[Dataset rows about figures]
**********

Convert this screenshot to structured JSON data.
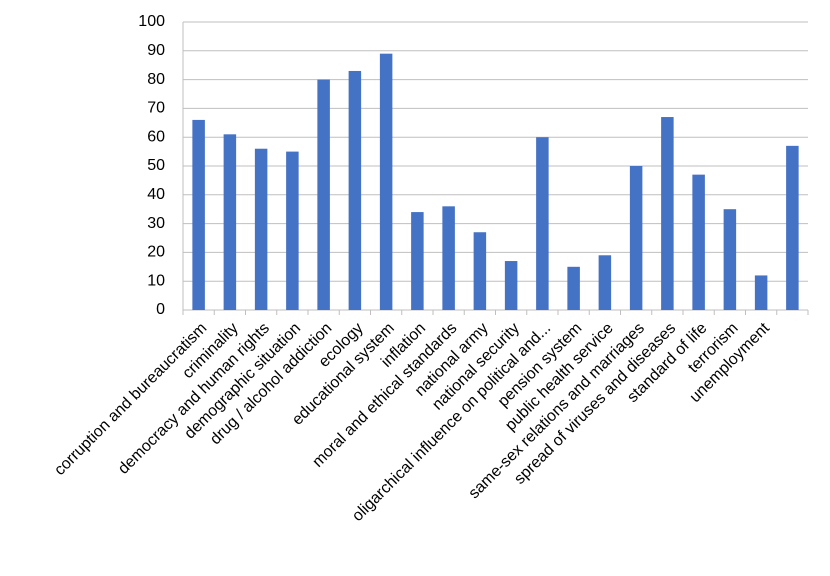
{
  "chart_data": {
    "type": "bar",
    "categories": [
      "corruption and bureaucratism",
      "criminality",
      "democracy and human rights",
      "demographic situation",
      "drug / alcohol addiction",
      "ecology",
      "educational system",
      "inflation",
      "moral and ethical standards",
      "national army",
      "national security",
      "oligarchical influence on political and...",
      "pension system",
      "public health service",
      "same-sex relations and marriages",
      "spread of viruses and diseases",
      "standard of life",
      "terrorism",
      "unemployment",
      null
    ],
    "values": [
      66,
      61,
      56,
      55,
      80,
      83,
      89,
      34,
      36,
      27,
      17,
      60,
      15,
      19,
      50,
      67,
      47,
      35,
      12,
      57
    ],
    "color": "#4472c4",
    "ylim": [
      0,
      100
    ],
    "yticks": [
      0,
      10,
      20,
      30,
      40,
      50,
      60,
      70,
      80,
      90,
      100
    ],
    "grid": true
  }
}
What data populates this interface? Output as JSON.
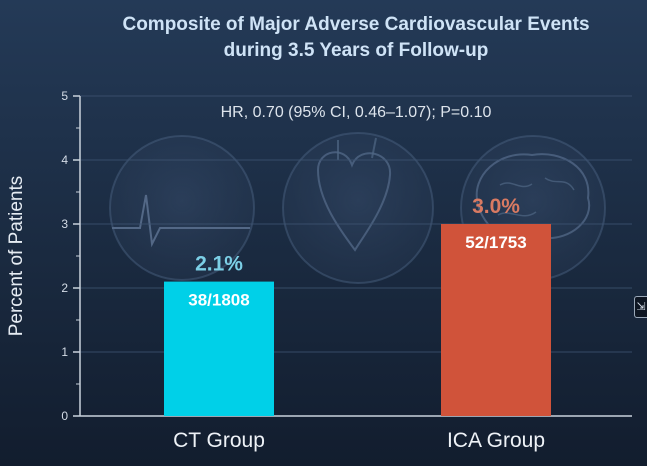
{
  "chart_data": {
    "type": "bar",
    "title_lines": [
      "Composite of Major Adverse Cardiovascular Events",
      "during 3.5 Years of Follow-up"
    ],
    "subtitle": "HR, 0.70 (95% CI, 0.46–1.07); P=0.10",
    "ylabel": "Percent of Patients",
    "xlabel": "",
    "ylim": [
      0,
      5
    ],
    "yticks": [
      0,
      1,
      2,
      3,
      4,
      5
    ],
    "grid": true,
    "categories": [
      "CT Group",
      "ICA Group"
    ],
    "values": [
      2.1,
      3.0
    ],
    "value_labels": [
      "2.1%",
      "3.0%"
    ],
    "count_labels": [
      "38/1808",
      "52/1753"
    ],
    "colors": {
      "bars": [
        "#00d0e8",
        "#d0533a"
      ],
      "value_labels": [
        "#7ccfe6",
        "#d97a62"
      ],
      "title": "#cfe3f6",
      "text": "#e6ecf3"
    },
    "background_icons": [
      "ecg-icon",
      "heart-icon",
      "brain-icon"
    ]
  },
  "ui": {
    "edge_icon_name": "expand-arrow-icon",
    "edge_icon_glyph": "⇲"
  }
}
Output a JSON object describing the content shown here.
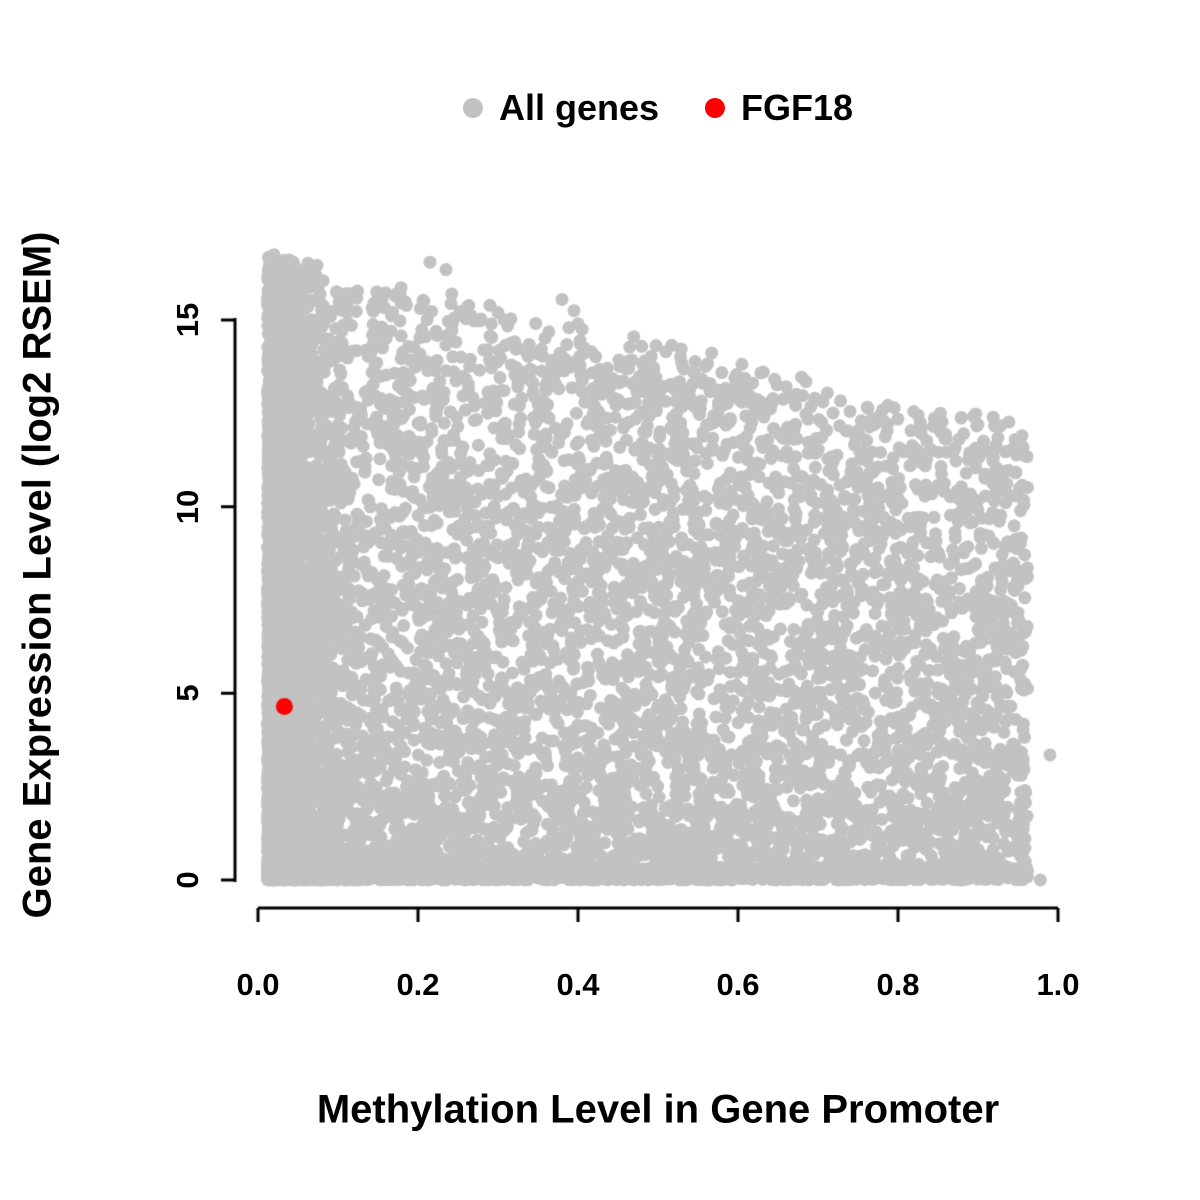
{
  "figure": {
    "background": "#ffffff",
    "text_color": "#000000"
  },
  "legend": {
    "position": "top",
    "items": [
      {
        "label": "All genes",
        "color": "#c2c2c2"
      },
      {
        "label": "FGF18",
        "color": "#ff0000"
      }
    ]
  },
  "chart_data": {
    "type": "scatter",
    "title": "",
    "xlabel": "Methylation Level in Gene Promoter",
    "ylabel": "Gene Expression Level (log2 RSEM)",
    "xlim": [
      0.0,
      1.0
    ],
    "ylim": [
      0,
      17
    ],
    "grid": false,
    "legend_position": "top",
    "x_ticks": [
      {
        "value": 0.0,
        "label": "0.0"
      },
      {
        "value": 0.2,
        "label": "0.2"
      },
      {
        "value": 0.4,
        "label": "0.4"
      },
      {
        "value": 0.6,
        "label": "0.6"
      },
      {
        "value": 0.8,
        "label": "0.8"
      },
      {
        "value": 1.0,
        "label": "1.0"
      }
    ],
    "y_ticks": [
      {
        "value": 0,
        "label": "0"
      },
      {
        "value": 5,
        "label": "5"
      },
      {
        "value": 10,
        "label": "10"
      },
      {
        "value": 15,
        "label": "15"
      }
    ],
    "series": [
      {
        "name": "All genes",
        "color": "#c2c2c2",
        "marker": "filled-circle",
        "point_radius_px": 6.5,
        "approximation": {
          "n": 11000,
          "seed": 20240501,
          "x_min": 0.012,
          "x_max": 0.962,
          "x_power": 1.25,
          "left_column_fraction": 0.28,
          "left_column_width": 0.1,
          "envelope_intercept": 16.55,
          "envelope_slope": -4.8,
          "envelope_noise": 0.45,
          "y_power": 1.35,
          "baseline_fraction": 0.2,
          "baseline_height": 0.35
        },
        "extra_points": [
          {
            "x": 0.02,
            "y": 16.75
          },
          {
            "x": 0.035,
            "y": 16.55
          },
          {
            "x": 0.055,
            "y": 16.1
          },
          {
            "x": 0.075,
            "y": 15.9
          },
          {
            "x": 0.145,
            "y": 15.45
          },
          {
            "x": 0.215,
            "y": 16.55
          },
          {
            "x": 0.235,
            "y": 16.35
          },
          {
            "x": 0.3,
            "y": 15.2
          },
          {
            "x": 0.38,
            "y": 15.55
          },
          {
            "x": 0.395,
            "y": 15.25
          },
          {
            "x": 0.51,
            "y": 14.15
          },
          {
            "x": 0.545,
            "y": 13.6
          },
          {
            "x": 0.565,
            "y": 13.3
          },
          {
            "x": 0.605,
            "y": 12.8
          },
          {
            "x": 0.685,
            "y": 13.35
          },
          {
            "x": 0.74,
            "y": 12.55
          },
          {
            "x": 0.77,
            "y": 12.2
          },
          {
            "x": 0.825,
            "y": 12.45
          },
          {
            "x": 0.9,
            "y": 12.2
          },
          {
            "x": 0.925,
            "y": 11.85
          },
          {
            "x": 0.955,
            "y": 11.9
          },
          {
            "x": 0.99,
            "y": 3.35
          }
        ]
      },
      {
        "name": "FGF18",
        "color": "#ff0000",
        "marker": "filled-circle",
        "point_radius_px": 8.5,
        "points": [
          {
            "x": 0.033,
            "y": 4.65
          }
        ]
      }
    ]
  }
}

**********

• **PROBLEM STATEMENT**:
Pictures aside, give the data again exactly as it appears.

• **RESPONSE AREA**:
Convert this screenshot to structured JSON data.
{
  "chart_data": {
    "type": "bar",
    "categories": [
      "corruption and bureaucratism",
      "criminality",
      "democracy and human rights",
      "demographic situation",
      "drug / alcohol addiction",
      "ecology",
      "educational system",
      "inflation",
      "moral and ethical standards",
      "national army",
      "national security",
      "oligarchical influence on political and...",
      "pension system",
      "public health service",
      "same-sex relations and marriages",
      "spread of viruses and diseases",
      "standard of life",
      "terrorism",
      "unemployment",
      null
    ],
    "values": [
      66,
      61,
      56,
      55,
      80,
      83,
      89,
      34,
      36,
      27,
      17,
      60,
      15,
      19,
      50,
      67,
      47,
      35,
      12,
      57
    ],
    "color": "#4472c4",
    "ylim": [
      0,
      100
    ],
    "yticks": [
      0,
      10,
      20,
      30,
      40,
      50,
      60,
      70,
      80,
      90,
      100
    ],
    "grid": true
  }
}
What data populates this interface? Output as JSON.
{
  "chart_data": {
    "type": "bar",
    "title_lines": [
      "Composite of Major Adverse Cardiovascular Events",
      "during 3.5 Years of Follow-up"
    ],
    "subtitle": "HR, 0.70 (95% CI, 0.46–1.07); P=0.10",
    "ylabel": "Percent of Patients",
    "xlabel": "",
    "ylim": [
      0,
      5
    ],
    "yticks": [
      0,
      1,
      2,
      3,
      4,
      5
    ],
    "grid": true,
    "categories": [
      "CT Group",
      "ICA Group"
    ],
    "values": [
      2.1,
      3.0
    ],
    "value_labels": [
      "2.1%",
      "3.0%"
    ],
    "count_labels": [
      "38/1808",
      "52/1753"
    ],
    "colors": {
      "bars": [
        "#00d0e8",
        "#d0533a"
      ],
      "value_labels": [
        "#7ccfe6",
        "#d97a62"
      ],
      "title": "#cfe3f6",
      "text": "#e6ecf3"
    },
    "background_icons": [
      "ecg-icon",
      "heart-icon",
      "brain-icon"
    ]
  },
  "ui": {
    "edge_icon_name": "expand-arrow-icon",
    "edge_icon_glyph": "⇲"
  }
}
Output a JSON object describing the content shown here.
{
  "figure": {
    "background": "#ffffff",
    "text_color": "#000000"
  },
  "legend": {
    "position": "top",
    "items": [
      {
        "label": "All genes",
        "color": "#c2c2c2"
      },
      {
        "label": "FGF18",
        "color": "#ff0000"
      }
    ]
  },
  "chart_data": {
    "type": "scatter",
    "title": "",
    "xlabel": "Methylation Level in Gene Promoter",
    "ylabel": "Gene Expression Level (log2 RSEM)",
    "xlim": [
      0.0,
      1.0
    ],
    "ylim": [
      0,
      17
    ],
    "grid": false,
    "legend_position": "top",
    "x_ticks": [
      {
        "value": 0.0,
        "label": "0.0"
      },
      {
        "value": 0.2,
        "label": "0.2"
      },
      {
        "value": 0.4,
        "label": "0.4"
      },
      {
        "value": 0.6,
        "label": "0.6"
      },
      {
        "value": 0.8,
        "label": "0.8"
      },
      {
        "value": 1.0,
        "label": "1.0"
      }
    ],
    "y_ticks": [
      {
        "value": 0,
        "label": "0"
      },
      {
        "value": 5,
        "label": "5"
      },
      {
        "value": 10,
        "label": "10"
      },
      {
        "value": 15,
        "label": "15"
      }
    ],
    "series": [
      {
        "name": "All genes",
        "color": "#c2c2c2",
        "marker": "filled-circle",
        "point_radius_px": 6.5,
        "approximation": {
          "n": 11000,
          "seed": 20240501,
          "x_min": 0.012,
          "x_max": 0.962,
          "x_power": 1.25,
          "left_column_fraction": 0.28,
          "left_column_width": 0.1,
          "envelope_intercept": 16.55,
          "envelope_slope": -4.8,
          "envelope_noise": 0.45,
          "y_power": 1.35,
          "baseline_fraction": 0.2,
          "baseline_height": 0.35
        },
        "extra_points": [
          {
            "x": 0.02,
            "y": 16.75
          },
          {
            "x": 0.035,
            "y": 16.55
          },
          {
            "x": 0.055,
            "y": 16.1
          },
          {
            "x": 0.075,
            "y": 15.9
          },
          {
            "x": 0.145,
            "y": 15.45
          },
          {
            "x": 0.215,
            "y": 16.55
          },
          {
            "x": 0.235,
            "y": 16.35
          },
          {
            "x": 0.3,
            "y": 15.2
          },
          {
            "x": 0.38,
            "y": 15.55
          },
          {
            "x": 0.395,
            "y": 15.25
          },
          {
            "x": 0.51,
            "y": 14.15
          },
          {
            "x": 0.545,
            "y": 13.6
          },
          {
            "x": 0.565,
            "y": 13.3
          },
          {
            "x": 0.605,
            "y": 12.8
          },
          {
            "x": 0.685,
            "y": 13.35
          },
          {
            "x": 0.74,
            "y": 12.55
          },
          {
            "x": 0.77,
            "y": 12.2
          },
          {
            "x": 0.825,
            "y": 12.45
          },
          {
            "x": 0.9,
            "y": 12.2
          },
          {
            "x": 0.925,
            "y": 11.85
          },
          {
            "x": 0.955,
            "y": 11.9
          },
          {
            "x": 0.99,
            "y": 3.35
          }
        ]
      },
      {
        "name": "FGF18",
        "color": "#ff0000",
        "marker": "filled-circle",
        "point_radius_px": 8.5,
        "points": [
          {
            "x": 0.033,
            "y": 4.65
          }
        ]
      }
    ]
  }
}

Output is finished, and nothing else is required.